— START DATA IN THIS EXERCISE —
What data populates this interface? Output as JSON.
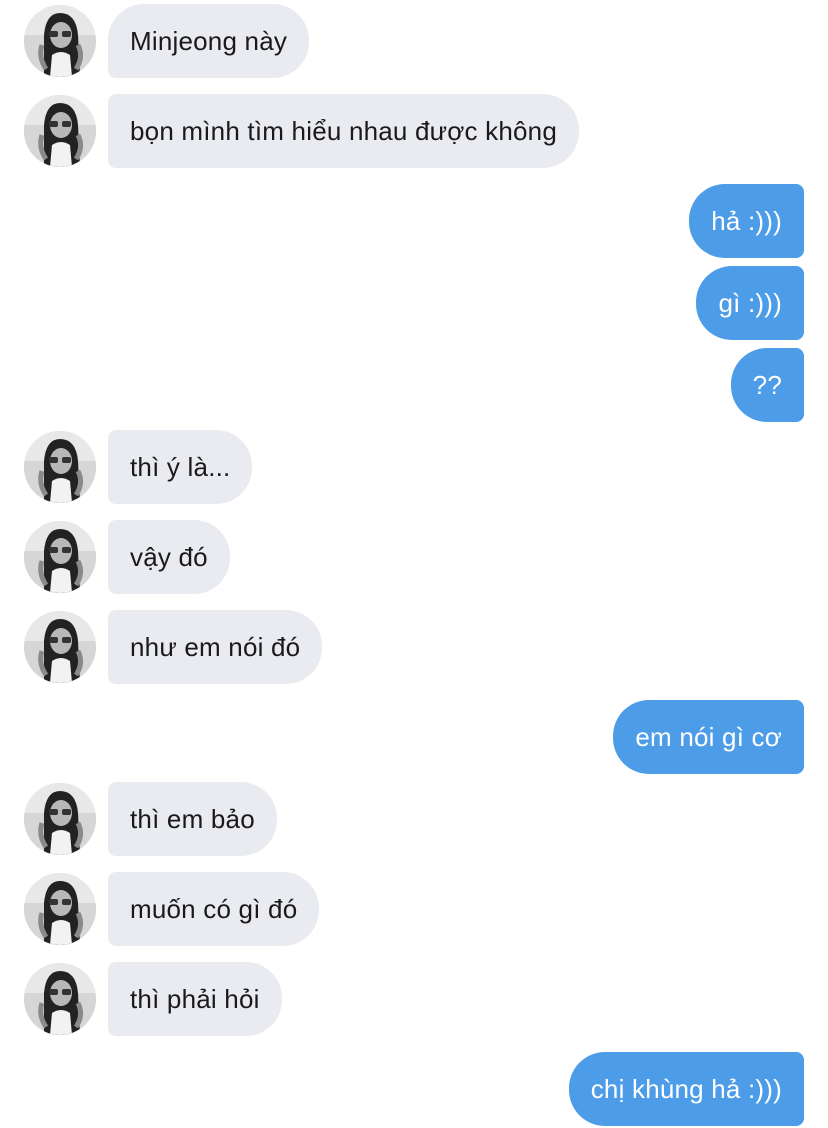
{
  "conversation": {
    "contact_avatar": "contact-avatar-photo",
    "colors": {
      "incoming_bubble": "#e9ebf0",
      "outgoing_bubble": "#4d9ce8",
      "incoming_text": "#1a1a1a",
      "outgoing_text": "#ffffff",
      "background": "#ffffff"
    },
    "messages": [
      {
        "from": "them",
        "text": "Minjeong này"
      },
      {
        "from": "them",
        "text": "bọn mình tìm hiểu nhau được không"
      },
      {
        "from": "me",
        "text": "hả :)))"
      },
      {
        "from": "me",
        "text": "gì :)))"
      },
      {
        "from": "me",
        "text": "??"
      },
      {
        "from": "them",
        "text": "thì ý là..."
      },
      {
        "from": "them",
        "text": "vậy đó"
      },
      {
        "from": "them",
        "text": "như em nói đó"
      },
      {
        "from": "me",
        "text": "em nói gì cơ"
      },
      {
        "from": "them",
        "text": "thì em bảo"
      },
      {
        "from": "them",
        "text": "muốn có gì đó"
      },
      {
        "from": "them",
        "text": "thì phải hỏi"
      },
      {
        "from": "me",
        "text": "chị khùng hả :)))"
      }
    ]
  }
}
— END DATA IN THIS EXERCISE —
| STATED GOAL |
Copy out all the data exactly; skip the pictures.

| RESPONSE BELOW |
What data populates this interface? Output as JSON.
{
  "conversation": {
    "contact_avatar": "contact-avatar-photo",
    "colors": {
      "incoming_bubble": "#e9ebf0",
      "outgoing_bubble": "#4d9ce8",
      "incoming_text": "#1a1a1a",
      "outgoing_text": "#ffffff",
      "background": "#ffffff"
    },
    "messages": [
      {
        "from": "them",
        "text": "Minjeong này"
      },
      {
        "from": "them",
        "text": "bọn mình tìm hiểu nhau được không"
      },
      {
        "from": "me",
        "text": "hả :)))"
      },
      {
        "from": "me",
        "text": "gì :)))"
      },
      {
        "from": "me",
        "text": "??"
      },
      {
        "from": "them",
        "text": "thì ý là..."
      },
      {
        "from": "them",
        "text": "vậy đó"
      },
      {
        "from": "them",
        "text": "như em nói đó"
      },
      {
        "from": "me",
        "text": "em nói gì cơ"
      },
      {
        "from": "them",
        "text": "thì em bảo"
      },
      {
        "from": "them",
        "text": "muốn có gì đó"
      },
      {
        "from": "them",
        "text": "thì phải hỏi"
      },
      {
        "from": "me",
        "text": "chị khùng hả :)))"
      }
    ]
  }
}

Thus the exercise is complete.